▶ _PROBLEM TO SOLVE_
From the entries that follow, gather each line holding the word "Performance".

--- PROVIDED ENTRIES ---

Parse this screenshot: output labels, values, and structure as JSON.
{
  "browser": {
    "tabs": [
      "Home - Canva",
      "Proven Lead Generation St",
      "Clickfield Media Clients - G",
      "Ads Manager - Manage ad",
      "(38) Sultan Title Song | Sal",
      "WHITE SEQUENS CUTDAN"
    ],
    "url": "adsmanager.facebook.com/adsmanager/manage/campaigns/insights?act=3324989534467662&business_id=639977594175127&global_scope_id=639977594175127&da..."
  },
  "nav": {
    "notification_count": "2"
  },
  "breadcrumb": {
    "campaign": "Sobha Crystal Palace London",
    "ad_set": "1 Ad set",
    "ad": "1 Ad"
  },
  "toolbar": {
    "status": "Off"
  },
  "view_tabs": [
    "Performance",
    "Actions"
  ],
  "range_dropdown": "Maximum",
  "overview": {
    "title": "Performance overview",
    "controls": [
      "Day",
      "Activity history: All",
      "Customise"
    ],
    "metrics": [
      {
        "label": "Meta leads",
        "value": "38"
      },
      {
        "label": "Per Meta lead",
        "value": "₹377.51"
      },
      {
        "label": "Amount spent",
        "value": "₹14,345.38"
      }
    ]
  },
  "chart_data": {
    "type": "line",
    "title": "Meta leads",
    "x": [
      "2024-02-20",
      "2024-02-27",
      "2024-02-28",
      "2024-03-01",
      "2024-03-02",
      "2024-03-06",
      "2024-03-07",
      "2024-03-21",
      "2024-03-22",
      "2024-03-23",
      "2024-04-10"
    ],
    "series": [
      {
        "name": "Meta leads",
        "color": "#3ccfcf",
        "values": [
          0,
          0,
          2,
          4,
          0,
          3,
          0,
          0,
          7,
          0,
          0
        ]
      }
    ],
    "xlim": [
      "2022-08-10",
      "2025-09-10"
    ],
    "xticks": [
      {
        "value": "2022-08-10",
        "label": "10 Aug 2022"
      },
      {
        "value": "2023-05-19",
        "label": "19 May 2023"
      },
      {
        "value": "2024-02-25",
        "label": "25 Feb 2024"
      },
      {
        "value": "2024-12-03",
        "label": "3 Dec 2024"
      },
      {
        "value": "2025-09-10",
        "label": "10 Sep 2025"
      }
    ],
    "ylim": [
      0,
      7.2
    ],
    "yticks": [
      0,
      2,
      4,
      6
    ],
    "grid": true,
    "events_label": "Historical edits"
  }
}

---
--- PROVIDED ENTRIES ---

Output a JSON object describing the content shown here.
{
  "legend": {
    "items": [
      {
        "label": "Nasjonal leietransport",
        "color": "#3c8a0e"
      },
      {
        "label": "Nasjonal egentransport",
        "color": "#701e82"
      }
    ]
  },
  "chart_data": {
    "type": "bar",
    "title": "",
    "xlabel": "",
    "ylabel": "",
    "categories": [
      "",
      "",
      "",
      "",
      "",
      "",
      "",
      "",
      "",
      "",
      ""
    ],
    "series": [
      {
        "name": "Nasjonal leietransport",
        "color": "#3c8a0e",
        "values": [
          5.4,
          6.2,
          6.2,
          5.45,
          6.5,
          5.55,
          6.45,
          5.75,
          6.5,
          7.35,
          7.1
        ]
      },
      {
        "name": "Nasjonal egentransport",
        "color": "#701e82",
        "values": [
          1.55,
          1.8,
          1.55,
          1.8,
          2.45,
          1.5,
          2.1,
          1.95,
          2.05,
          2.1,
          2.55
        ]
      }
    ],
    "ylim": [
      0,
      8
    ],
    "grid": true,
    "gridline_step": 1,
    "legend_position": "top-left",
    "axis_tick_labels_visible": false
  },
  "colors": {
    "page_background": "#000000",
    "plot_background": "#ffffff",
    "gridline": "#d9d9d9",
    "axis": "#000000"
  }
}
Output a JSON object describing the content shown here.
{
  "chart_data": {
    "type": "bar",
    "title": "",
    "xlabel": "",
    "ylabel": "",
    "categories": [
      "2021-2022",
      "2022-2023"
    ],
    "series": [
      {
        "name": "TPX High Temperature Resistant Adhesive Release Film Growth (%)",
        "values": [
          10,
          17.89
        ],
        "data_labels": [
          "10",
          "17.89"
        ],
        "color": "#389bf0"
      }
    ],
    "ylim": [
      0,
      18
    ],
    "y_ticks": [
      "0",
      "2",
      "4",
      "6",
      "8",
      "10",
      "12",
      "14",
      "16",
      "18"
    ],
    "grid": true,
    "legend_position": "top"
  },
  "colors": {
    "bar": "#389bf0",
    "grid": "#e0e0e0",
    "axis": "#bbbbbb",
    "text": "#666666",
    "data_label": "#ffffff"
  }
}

---
--- PROVIDED ENTRIES ---

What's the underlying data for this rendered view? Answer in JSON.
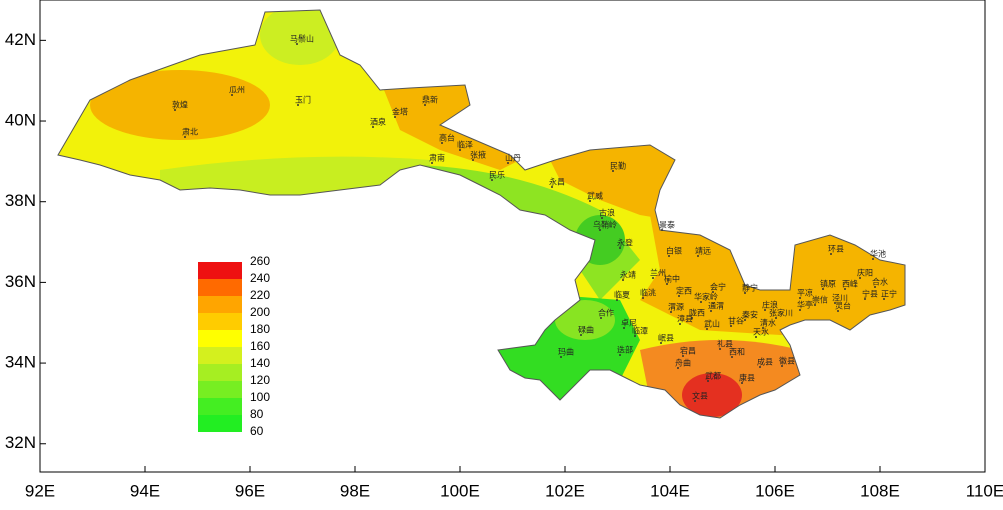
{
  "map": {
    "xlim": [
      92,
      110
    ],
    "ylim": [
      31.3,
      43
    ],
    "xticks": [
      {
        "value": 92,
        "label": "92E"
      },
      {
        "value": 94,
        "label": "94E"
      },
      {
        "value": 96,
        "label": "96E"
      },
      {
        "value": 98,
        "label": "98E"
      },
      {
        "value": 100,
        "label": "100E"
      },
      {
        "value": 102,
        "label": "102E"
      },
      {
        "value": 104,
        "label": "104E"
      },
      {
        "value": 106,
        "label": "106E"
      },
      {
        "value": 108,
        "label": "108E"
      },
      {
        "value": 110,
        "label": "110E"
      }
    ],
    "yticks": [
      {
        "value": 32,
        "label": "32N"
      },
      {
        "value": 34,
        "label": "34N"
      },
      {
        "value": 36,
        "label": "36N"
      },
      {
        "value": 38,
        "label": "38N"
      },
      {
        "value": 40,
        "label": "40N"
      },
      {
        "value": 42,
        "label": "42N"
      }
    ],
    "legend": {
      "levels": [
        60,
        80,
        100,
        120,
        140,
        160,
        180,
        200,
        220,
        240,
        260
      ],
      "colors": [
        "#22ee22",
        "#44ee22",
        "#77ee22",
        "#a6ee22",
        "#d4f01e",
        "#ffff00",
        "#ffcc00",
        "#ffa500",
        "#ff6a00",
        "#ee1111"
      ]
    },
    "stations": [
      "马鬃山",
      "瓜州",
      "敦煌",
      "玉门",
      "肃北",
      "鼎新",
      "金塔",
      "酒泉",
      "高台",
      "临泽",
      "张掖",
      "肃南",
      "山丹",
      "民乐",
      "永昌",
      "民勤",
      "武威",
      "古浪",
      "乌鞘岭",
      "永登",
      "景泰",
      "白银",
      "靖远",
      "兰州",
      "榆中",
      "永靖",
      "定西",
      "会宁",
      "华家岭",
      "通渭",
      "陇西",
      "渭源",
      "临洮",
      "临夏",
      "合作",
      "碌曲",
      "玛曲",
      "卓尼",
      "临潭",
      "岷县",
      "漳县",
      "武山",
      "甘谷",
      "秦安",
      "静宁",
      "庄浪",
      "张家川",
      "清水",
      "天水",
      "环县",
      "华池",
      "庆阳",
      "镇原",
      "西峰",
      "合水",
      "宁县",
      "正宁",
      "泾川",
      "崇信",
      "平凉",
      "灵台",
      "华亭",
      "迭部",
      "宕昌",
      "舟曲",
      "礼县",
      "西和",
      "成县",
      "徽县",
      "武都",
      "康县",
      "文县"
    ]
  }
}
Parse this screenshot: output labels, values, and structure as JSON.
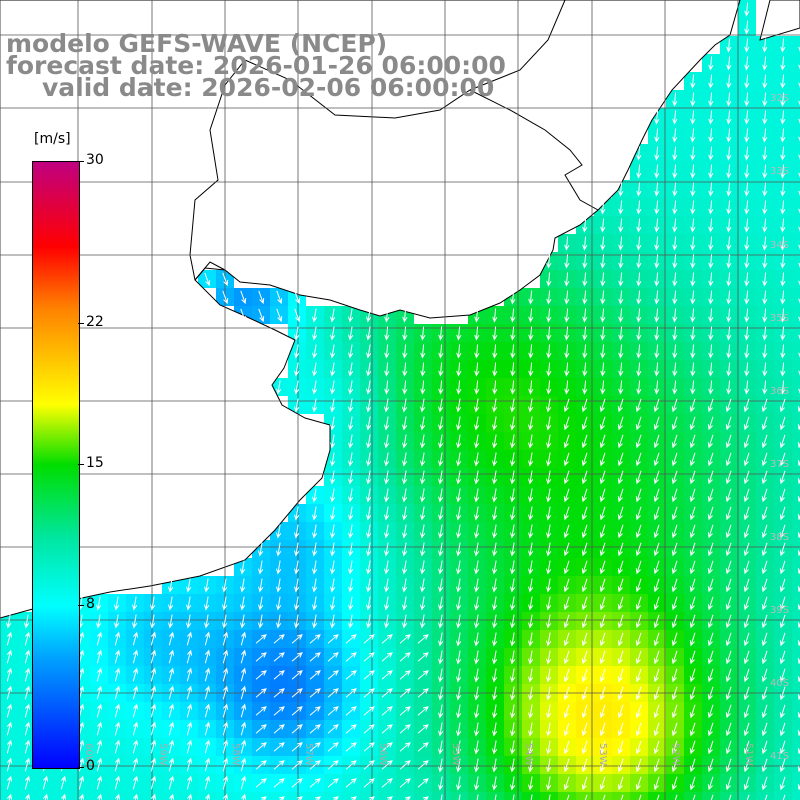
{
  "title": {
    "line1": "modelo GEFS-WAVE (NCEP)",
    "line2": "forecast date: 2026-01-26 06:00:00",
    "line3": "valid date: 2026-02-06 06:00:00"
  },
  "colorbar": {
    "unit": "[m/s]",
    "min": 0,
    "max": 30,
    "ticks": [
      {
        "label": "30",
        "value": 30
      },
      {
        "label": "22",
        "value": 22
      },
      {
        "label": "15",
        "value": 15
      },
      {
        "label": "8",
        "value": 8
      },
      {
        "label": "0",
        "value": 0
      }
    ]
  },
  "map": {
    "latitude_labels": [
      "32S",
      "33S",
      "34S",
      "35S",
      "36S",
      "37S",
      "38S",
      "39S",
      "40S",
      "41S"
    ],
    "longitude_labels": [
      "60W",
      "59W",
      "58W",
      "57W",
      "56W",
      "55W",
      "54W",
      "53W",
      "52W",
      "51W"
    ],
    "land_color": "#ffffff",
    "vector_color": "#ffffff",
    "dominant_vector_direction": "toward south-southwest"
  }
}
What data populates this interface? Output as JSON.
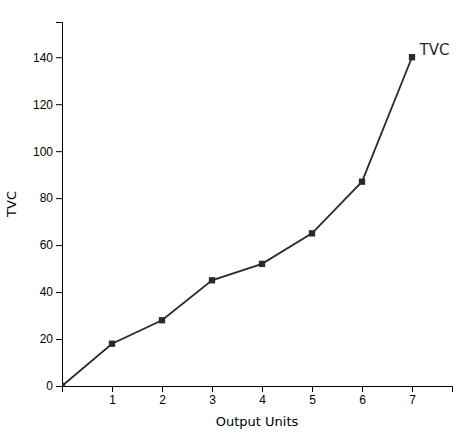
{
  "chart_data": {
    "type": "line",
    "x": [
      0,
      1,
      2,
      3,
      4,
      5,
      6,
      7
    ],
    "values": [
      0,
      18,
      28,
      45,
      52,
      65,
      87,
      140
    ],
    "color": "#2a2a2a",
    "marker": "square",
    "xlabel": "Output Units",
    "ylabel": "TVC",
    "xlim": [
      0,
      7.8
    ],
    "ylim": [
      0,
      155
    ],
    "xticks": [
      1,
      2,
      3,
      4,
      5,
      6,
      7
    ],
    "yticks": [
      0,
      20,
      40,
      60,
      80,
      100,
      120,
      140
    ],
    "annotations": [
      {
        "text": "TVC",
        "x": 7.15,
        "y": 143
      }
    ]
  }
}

---

▶ _SOLUTION TO THIS PROBLEM_
    "Performance",
    "title": "Performance overview",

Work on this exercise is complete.